"""

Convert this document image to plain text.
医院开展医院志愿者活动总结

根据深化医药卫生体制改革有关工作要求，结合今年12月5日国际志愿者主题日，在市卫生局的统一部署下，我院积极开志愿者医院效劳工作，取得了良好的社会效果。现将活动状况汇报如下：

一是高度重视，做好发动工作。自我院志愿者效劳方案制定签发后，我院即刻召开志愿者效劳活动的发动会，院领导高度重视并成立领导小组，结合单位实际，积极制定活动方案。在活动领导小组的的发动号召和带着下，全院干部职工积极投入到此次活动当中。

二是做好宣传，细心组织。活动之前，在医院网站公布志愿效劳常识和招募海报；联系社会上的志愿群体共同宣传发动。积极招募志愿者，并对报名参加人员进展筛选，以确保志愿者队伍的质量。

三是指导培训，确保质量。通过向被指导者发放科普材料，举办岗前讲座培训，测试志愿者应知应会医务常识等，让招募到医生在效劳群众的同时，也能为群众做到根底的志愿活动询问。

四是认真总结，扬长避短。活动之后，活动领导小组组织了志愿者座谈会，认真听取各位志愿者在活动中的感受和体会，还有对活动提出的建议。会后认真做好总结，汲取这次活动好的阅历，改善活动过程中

"""

• Exercise prompt:
Transcribe each record exactly. Leave nothing out.

• The output:
Convert this document image to plain text.
医院开展医院志愿者活动总结

根据深化医药卫生体制改革有关工作要求，结合今年12月5日国际志愿者主题日，在市卫生局的统一部署下，我院积极开志愿者医院效劳工作，取得了良好的社会效果。现将活动状况汇报如下：

一是高度重视，做好发动工作。自我院志愿者效劳方案制定签发后，我院即刻召开志愿者效劳活动的发动会，院领导高度重视并成立领导小组，结合单位实际，积极制定活动方案。在活动领导小组的的发动号召和带着下，全院干部职工积极投入到此次活动当中。

二是做好宣传，细心组织。活动之前，在医院网站公布志愿效劳常识和招募海报；联系社会上的志愿群体共同宣传发动。积极招募志愿者，并对报名参加人员进展筛选，以确保志愿者队伍的质量。

三是指导培训，确保质量。通过向被指导者发放科普材料，举办岗前讲座培训，测试志愿者应知应会医务常识等，让招募到医生在效劳群众的同时，也能为群众做到根底的志愿活动询问。

四是认真总结，扬长避短。活动之后，活动领导小组组织了志愿者座谈会，认真听取各位志愿者在活动中的感受和体会，还有对活动提出的建议。会后认真做好总结，汲取这次活动好的阅历，改善活动过程中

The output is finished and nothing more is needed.